▶ _Requirement_
Print every entry, word for word, and skip the images.

▶ _Records provided_
▽

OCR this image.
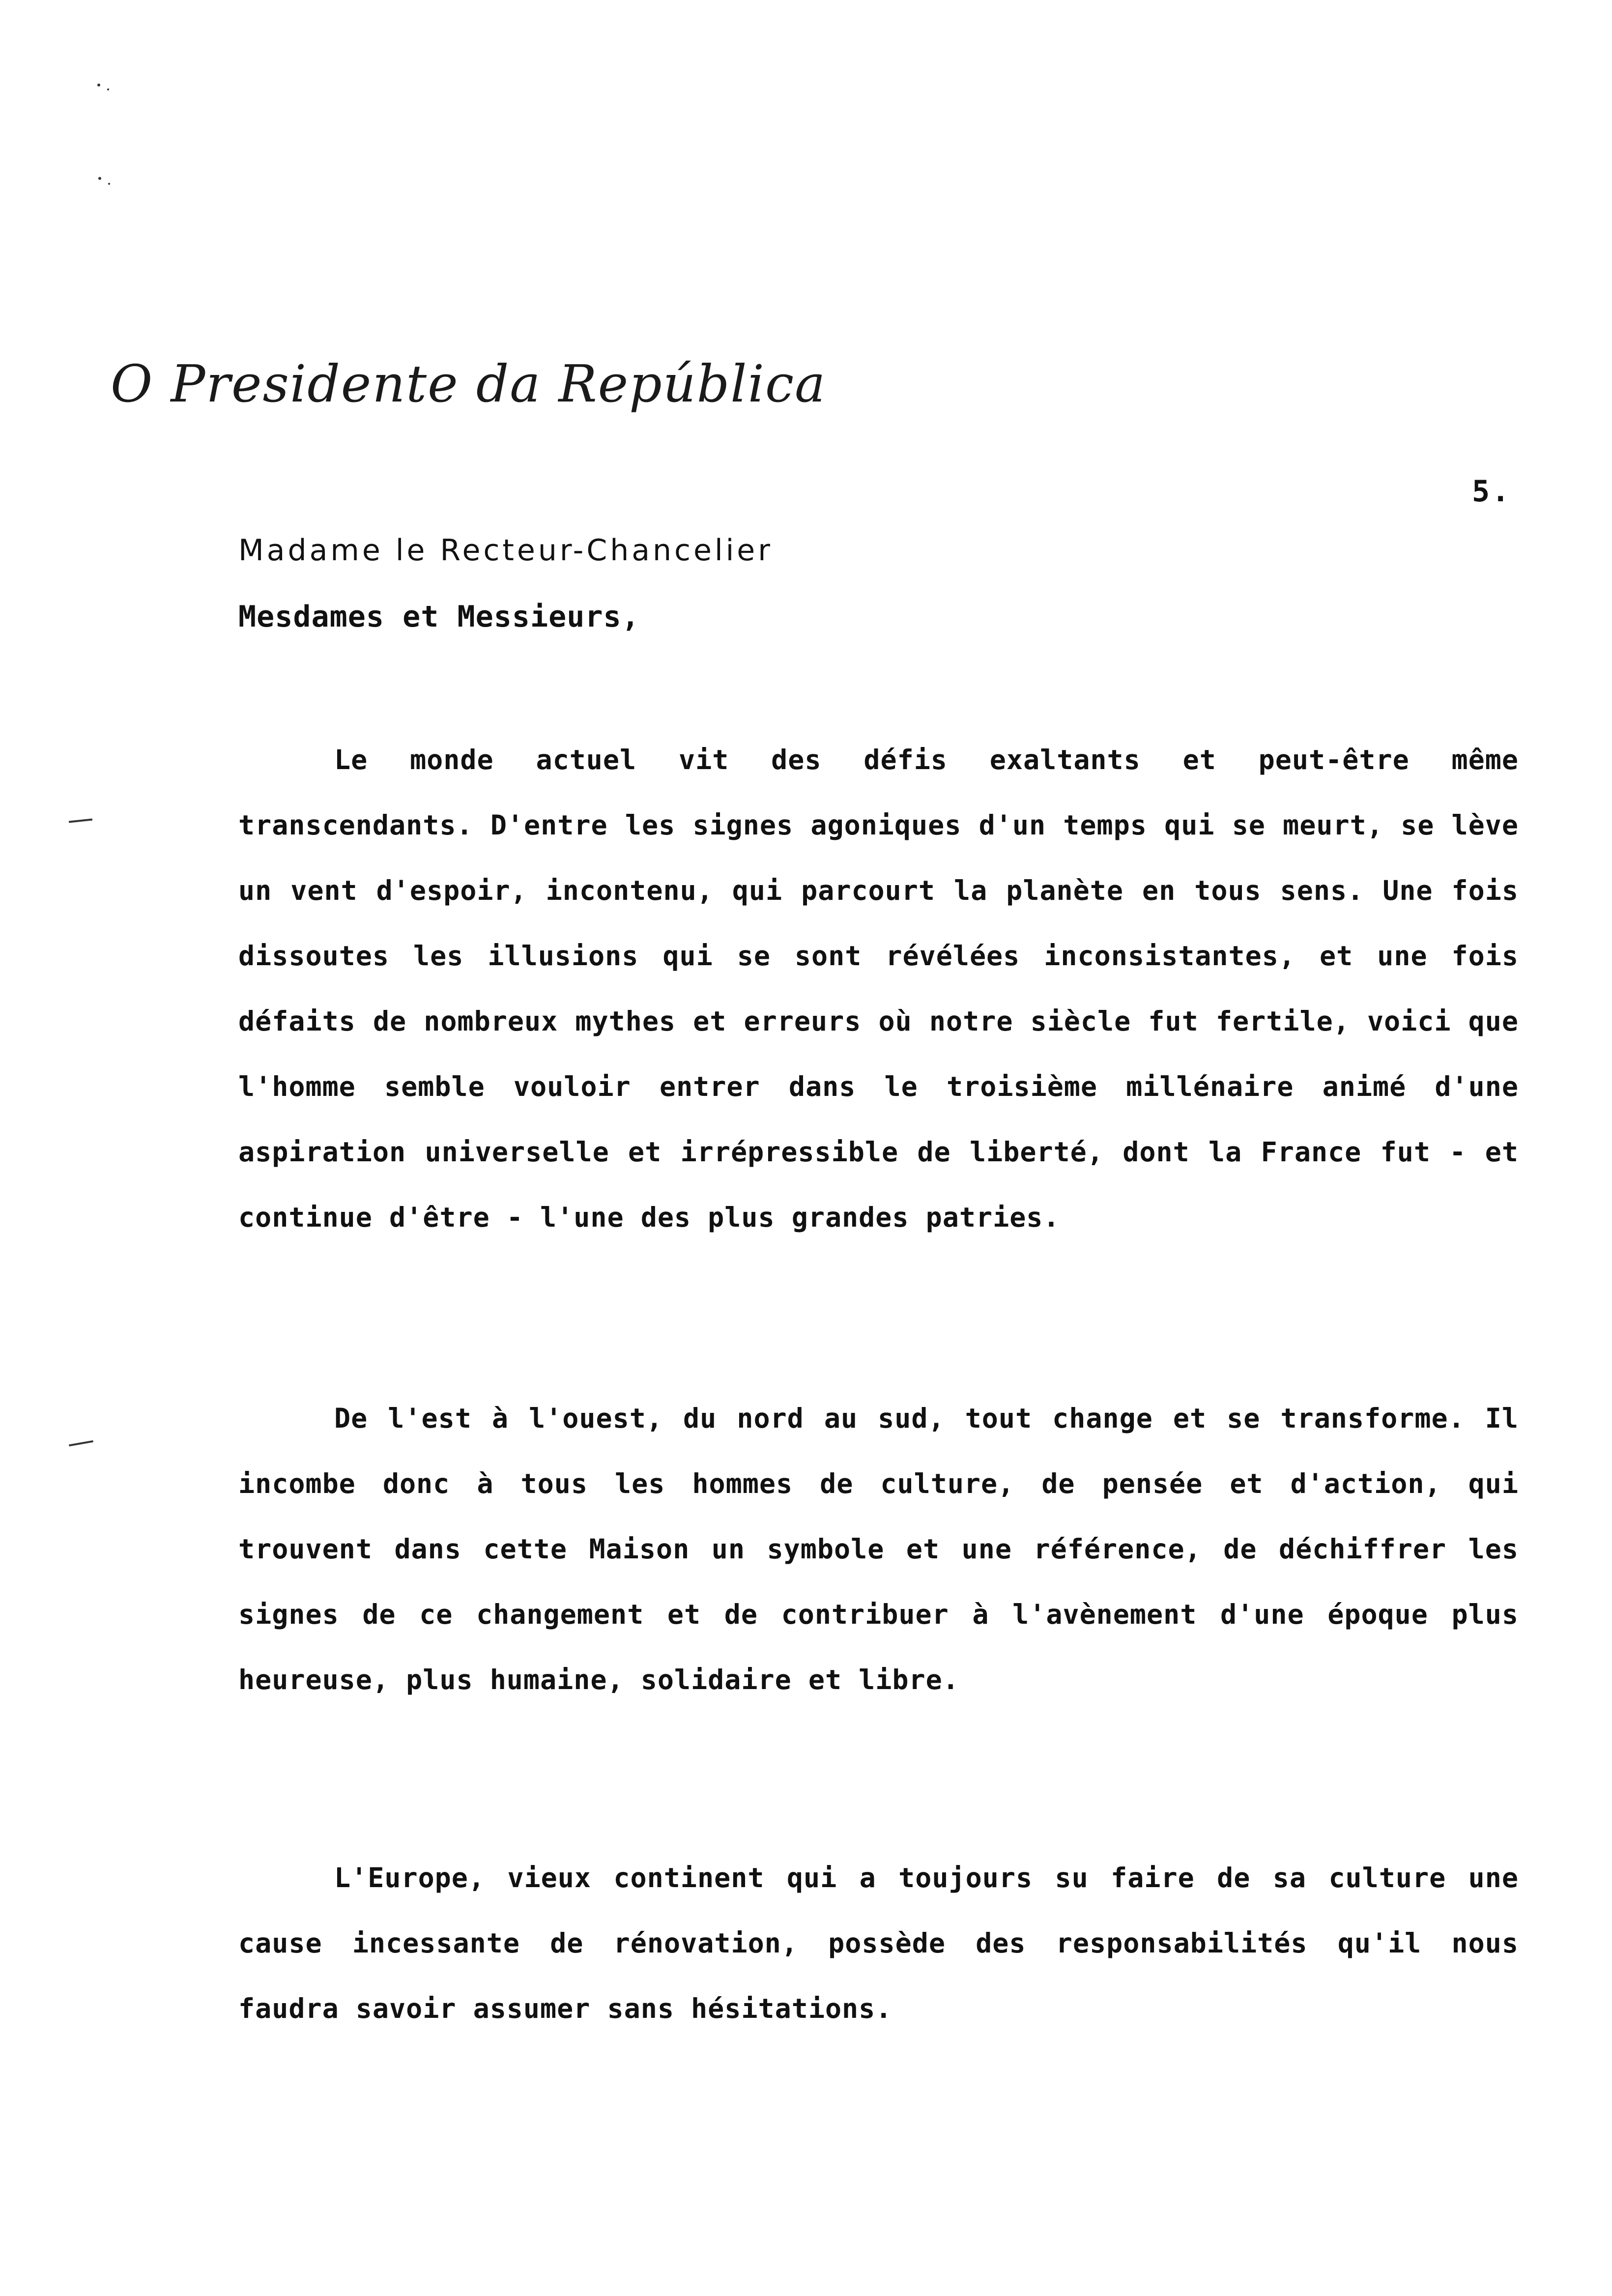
O Presidente da República
5.
Madame le Recteur-Chancelier
Mesdames et Messieurs,

Le monde actuel vit des défis exaltants et peut-être même transcendants. D'entre les signes agoniques d'un temps qui se meurt, se lève un vent d'espoir, incontenu, qui parcourt la planète en tous sens. Une fois dissoutes les illusions qui se sont révélées inconsistantes, et une fois défaits de nombreux mythes et erreurs où notre siècle fut fertile, voici que l'homme semble vouloir entrer dans le troisième millénaire animé d'une aspiration universelle et irrépressible de liberté, dont la France fut - et continue d'être - l'une des plus grandes patries.

De l'est à l'ouest, du nord au sud, tout change et se transforme. Il incombe donc à tous les hommes de culture, de pensée et d'action, qui trouvent dans cette Maison un symbole et une référence, de déchiffrer les signes de ce changement et de contribuer à l'avènement d'une époque plus heureuse, plus humaine, solidaire et libre.

L'Europe, vieux continent qui a toujours su faire de sa culture une cause incessante de rénovation, possède des responsabilités qu'il nous faudra savoir assumer sans hésitations.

△

▶ _Solution to the problem_
OCR this image.
O Presidente da República
5.
Madame le Recteur-Chancelier
Mesdames et Messieurs,

Le monde actuel vit des défis exaltants et peut-être même transcendants. D'entre les signes agoniques d'un temps qui se meurt, se lève un vent d'espoir, incontenu, qui parcourt la planète en tous sens. Une fois dissoutes les illusions qui se sont révélées inconsistantes, et une fois défaits de nombreux mythes et erreurs où notre siècle fut fertile, voici que l'homme semble vouloir entrer dans le troisième millénaire animé d'une aspiration universelle et irrépressible de liberté, dont la France fut - et continue d'être - l'une des plus grandes patries.

De l'est à l'ouest, du nord au sud, tout change et se transforme. Il incombe donc à tous les hommes de culture, de pensée et d'action, qui trouvent dans cette Maison un symbole et une référence, de déchiffrer les signes de ce changement et de contribuer à l'avènement d'une époque plus heureuse, plus humaine, solidaire et libre.

L'Europe, vieux continent qui a toujours su faire de sa culture une cause incessante de rénovation, possède des responsabilités qu'il nous faudra savoir assumer sans hésitations.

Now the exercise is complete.